> [Requirement]:
Please find all lines in the data that hold the string "عدمها" and copy them.

## begin Records for the exercise

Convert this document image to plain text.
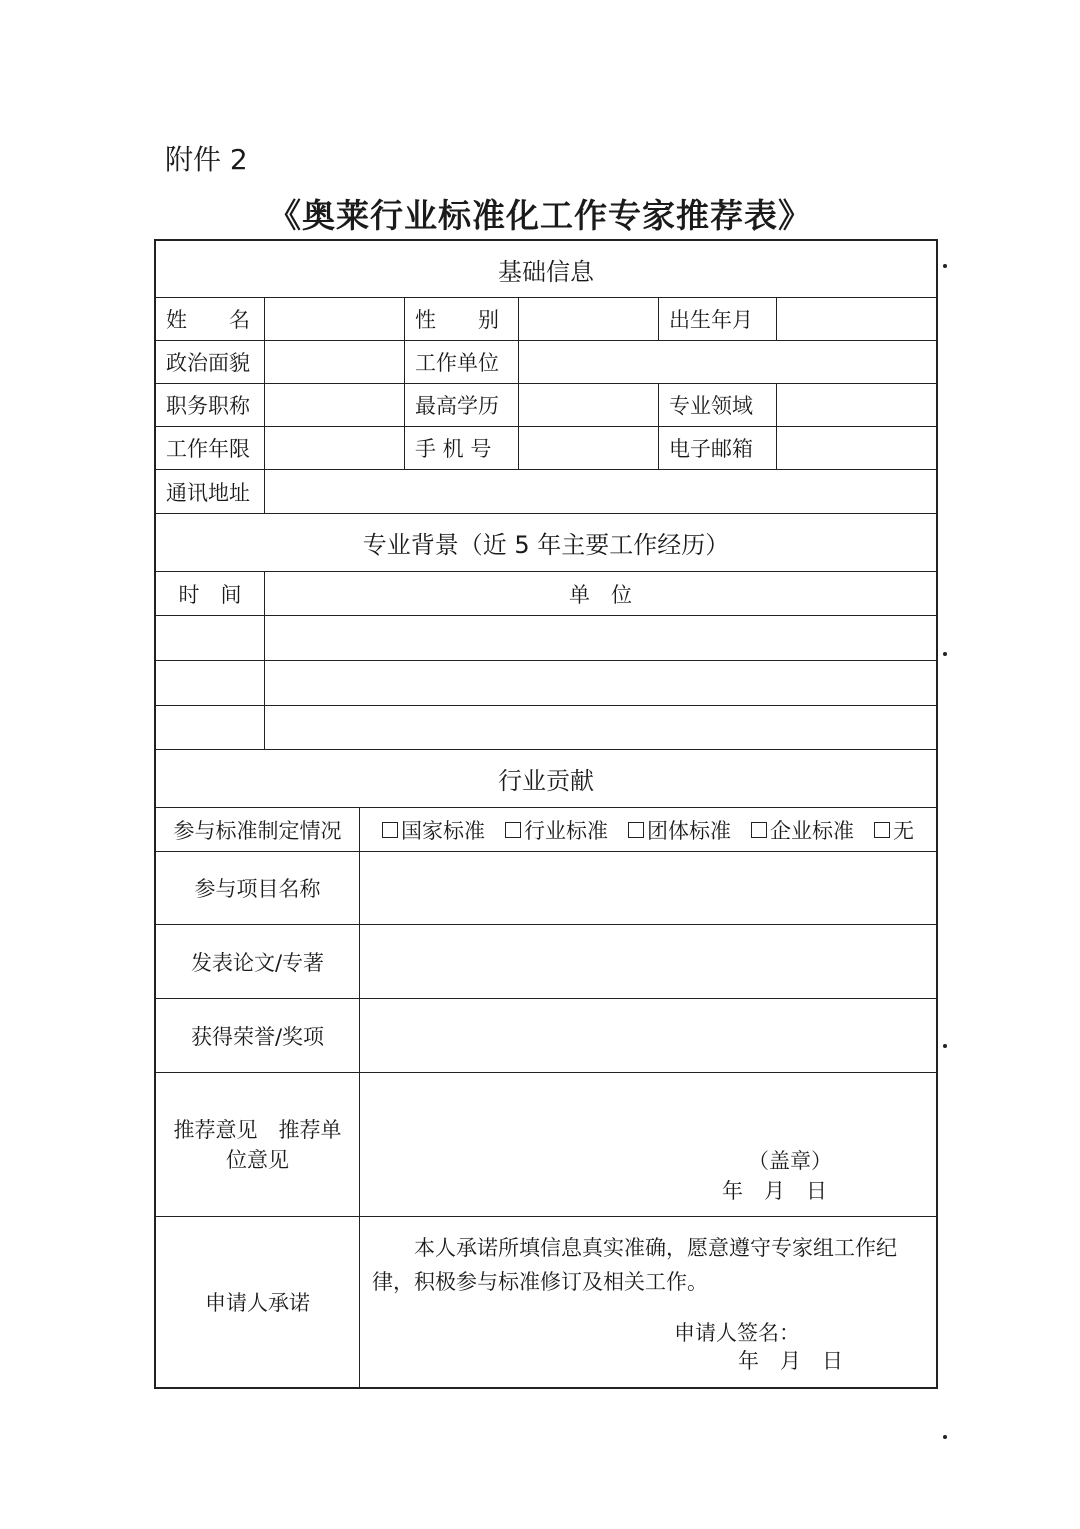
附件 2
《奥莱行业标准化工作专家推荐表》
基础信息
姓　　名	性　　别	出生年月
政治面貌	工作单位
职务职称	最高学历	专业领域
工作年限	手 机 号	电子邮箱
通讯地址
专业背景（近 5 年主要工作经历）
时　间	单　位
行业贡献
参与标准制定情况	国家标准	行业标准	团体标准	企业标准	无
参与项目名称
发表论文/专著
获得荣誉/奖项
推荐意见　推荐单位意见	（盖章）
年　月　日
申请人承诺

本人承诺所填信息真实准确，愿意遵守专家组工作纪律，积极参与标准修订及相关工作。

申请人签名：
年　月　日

## end Records for the exercise
## begin Records for the exercise

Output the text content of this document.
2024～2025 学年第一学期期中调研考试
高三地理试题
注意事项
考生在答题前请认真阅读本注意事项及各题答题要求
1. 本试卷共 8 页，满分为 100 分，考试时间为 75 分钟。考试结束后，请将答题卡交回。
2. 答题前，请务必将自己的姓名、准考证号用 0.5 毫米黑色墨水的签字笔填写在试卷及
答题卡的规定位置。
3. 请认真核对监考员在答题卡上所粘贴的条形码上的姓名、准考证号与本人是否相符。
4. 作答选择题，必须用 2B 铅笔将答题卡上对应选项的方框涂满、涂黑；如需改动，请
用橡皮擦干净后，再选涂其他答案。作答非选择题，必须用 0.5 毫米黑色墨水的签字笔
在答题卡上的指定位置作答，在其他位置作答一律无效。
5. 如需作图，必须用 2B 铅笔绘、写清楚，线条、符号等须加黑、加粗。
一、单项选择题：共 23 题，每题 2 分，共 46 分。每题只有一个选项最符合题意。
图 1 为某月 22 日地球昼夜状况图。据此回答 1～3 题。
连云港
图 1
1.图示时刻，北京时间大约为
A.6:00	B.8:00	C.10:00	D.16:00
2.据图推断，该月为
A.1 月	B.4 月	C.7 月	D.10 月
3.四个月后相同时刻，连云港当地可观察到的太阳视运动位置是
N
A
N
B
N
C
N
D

## end Records for the exercise
## begin Records for the exercise

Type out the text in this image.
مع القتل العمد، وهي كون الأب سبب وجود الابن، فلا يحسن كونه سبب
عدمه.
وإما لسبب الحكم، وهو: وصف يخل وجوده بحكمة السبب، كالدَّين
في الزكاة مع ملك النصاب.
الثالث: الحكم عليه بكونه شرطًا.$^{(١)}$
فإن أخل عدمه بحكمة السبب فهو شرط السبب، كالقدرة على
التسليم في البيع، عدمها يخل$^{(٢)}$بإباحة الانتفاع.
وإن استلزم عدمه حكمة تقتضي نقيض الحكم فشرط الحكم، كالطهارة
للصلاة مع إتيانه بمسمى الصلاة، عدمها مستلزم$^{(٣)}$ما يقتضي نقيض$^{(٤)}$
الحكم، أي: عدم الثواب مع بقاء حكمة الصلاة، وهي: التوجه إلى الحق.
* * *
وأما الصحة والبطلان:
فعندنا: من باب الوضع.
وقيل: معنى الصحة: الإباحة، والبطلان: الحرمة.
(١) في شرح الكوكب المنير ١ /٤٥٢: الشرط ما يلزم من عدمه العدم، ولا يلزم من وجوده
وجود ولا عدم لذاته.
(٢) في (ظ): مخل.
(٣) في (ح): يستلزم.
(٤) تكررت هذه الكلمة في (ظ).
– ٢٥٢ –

## end Records for the exercise

> [Output]:
التسليم في البيع، عدمها يخل$^{(٢)}$بإباحة الانتفاع.
للصلاة مع إتيانه بمسمى الصلاة، عدمها مستلزم$^{(٣)}$ما يقتضي نقيض$^{(٤)}$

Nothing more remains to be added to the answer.